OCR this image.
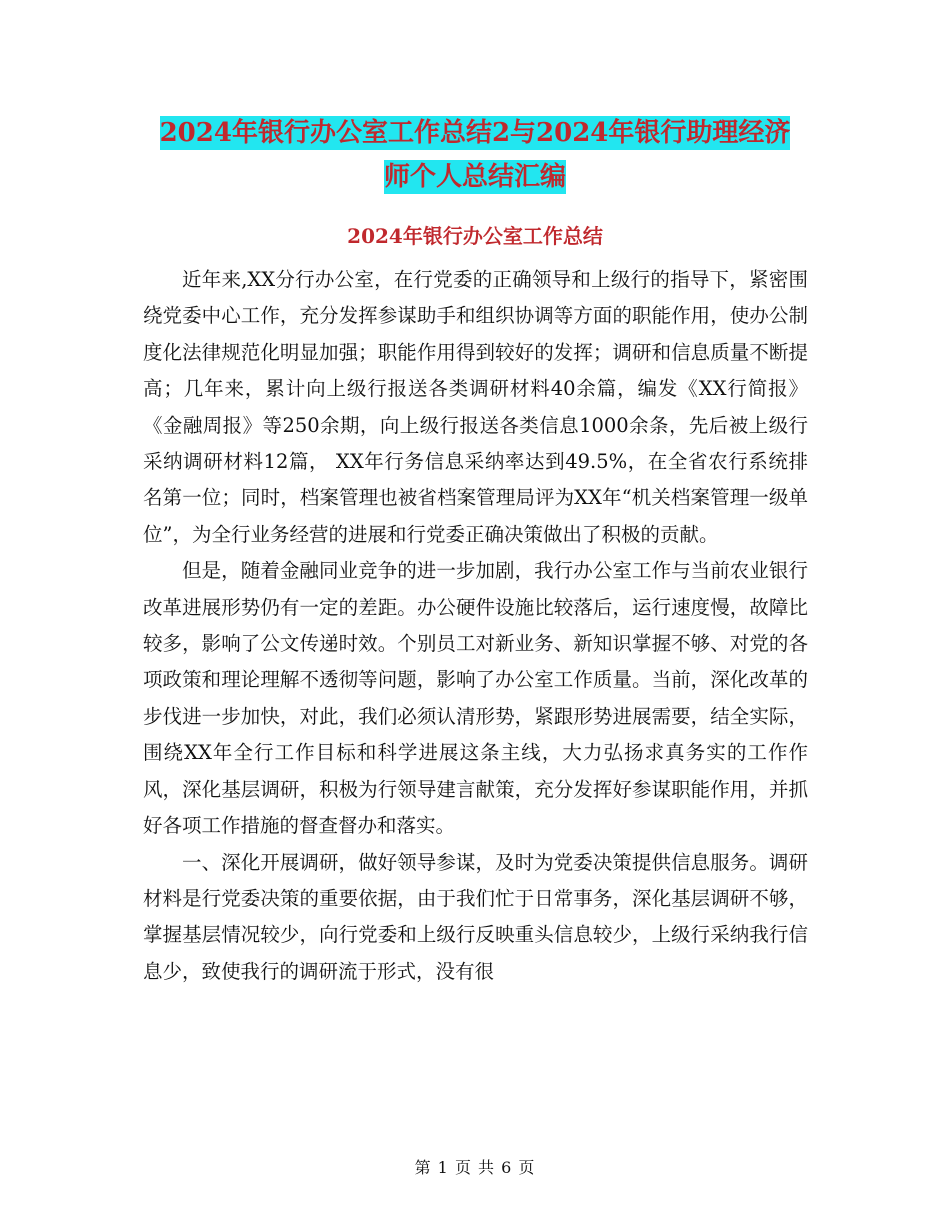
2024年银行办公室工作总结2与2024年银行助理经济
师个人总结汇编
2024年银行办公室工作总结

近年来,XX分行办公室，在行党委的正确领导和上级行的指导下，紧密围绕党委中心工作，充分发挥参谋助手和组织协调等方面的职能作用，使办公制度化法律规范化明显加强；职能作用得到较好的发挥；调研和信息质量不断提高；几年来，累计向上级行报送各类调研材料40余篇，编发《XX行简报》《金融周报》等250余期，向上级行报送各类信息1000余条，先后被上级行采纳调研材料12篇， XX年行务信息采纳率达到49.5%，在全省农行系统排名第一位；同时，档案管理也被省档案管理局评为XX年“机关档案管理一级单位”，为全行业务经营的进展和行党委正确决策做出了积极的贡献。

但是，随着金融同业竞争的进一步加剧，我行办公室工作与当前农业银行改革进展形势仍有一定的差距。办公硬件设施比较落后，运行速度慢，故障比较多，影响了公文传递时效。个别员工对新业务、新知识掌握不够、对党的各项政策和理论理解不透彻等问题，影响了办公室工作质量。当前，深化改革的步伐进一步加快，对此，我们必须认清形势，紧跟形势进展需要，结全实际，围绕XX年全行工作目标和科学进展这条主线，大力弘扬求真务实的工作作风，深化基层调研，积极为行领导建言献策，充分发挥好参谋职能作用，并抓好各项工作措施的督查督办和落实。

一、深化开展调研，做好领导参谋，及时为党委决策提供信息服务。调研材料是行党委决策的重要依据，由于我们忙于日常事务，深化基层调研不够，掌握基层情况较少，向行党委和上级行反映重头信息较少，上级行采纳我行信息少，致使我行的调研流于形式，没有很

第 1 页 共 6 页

------------

▸ **CHALLENGE**
Give back the whole listing as it stands, minus its pictures.

▸ **EXERCISE ANSWER**
OCR this image.
2024年银行办公室工作总结2与2024年银行助理经济
师个人总结汇编
2024年银行办公室工作总结

近年来,XX分行办公室，在行党委的正确领导和上级行的指导下，紧密围绕党委中心工作，充分发挥参谋助手和组织协调等方面的职能作用，使办公制度化法律规范化明显加强；职能作用得到较好的发挥；调研和信息质量不断提高；几年来，累计向上级行报送各类调研材料40余篇，编发《XX行简报》《金融周报》等250余期，向上级行报送各类信息1000余条，先后被上级行采纳调研材料12篇， XX年行务信息采纳率达到49.5%，在全省农行系统排名第一位；同时，档案管理也被省档案管理局评为XX年“机关档案管理一级单位”，为全行业务经营的进展和行党委正确决策做出了积极的贡献。

但是，随着金融同业竞争的进一步加剧，我行办公室工作与当前农业银行改革进展形势仍有一定的差距。办公硬件设施比较落后，运行速度慢，故障比较多，影响了公文传递时效。个别员工对新业务、新知识掌握不够、对党的各项政策和理论理解不透彻等问题，影响了办公室工作质量。当前，深化改革的步伐进一步加快，对此，我们必须认清形势，紧跟形势进展需要，结全实际，围绕XX年全行工作目标和科学进展这条主线，大力弘扬求真务实的工作作风，深化基层调研，积极为行领导建言献策，充分发挥好参谋职能作用，并抓好各项工作措施的督查督办和落实。

一、深化开展调研，做好领导参谋，及时为党委决策提供信息服务。调研材料是行党委决策的重要依据，由于我们忙于日常事务，深化基层调研不够，掌握基层情况较少，向行党委和上级行反映重头信息较少，上级行采纳我行信息少，致使我行的调研流于形式，没有很

第 1 页 共 6 页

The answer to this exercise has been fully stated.